Extracted material.
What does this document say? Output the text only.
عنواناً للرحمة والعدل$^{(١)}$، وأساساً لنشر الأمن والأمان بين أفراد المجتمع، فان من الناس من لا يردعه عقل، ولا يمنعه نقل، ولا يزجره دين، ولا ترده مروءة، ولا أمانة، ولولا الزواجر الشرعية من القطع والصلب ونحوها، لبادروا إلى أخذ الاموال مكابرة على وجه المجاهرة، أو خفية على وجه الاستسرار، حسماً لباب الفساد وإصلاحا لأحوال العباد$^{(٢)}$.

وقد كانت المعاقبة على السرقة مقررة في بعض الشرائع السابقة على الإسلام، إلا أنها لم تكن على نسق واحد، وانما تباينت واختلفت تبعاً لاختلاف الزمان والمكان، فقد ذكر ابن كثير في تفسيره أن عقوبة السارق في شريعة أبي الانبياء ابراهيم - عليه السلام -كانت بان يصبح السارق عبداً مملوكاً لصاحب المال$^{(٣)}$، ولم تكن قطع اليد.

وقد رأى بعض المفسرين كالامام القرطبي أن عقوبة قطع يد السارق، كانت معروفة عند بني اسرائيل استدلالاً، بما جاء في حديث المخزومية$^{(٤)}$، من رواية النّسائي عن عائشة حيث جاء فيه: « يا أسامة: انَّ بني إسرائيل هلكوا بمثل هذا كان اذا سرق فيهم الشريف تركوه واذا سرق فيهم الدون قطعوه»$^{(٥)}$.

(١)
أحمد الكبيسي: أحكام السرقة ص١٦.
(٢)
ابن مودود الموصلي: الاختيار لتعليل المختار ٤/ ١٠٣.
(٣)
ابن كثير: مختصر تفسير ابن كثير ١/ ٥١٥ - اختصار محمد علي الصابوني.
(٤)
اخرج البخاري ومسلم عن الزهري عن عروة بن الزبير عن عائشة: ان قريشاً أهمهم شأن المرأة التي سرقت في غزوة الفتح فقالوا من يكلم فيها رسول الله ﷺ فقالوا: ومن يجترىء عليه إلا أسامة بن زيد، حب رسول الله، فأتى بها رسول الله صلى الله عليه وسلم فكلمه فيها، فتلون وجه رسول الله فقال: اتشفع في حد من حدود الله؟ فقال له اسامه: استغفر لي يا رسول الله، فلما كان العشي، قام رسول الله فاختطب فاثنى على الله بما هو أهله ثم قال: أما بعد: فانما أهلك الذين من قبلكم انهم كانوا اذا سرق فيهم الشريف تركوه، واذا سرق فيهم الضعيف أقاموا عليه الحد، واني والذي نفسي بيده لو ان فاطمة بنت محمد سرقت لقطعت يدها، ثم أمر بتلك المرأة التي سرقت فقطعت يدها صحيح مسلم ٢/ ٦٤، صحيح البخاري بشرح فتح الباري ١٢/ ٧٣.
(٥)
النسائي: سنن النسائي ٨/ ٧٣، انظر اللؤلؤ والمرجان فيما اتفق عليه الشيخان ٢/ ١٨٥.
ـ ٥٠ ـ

Given exercise. From the data above, work out how many lines contain the string "الشريف" and reply with only the number.

Completed exercise. 2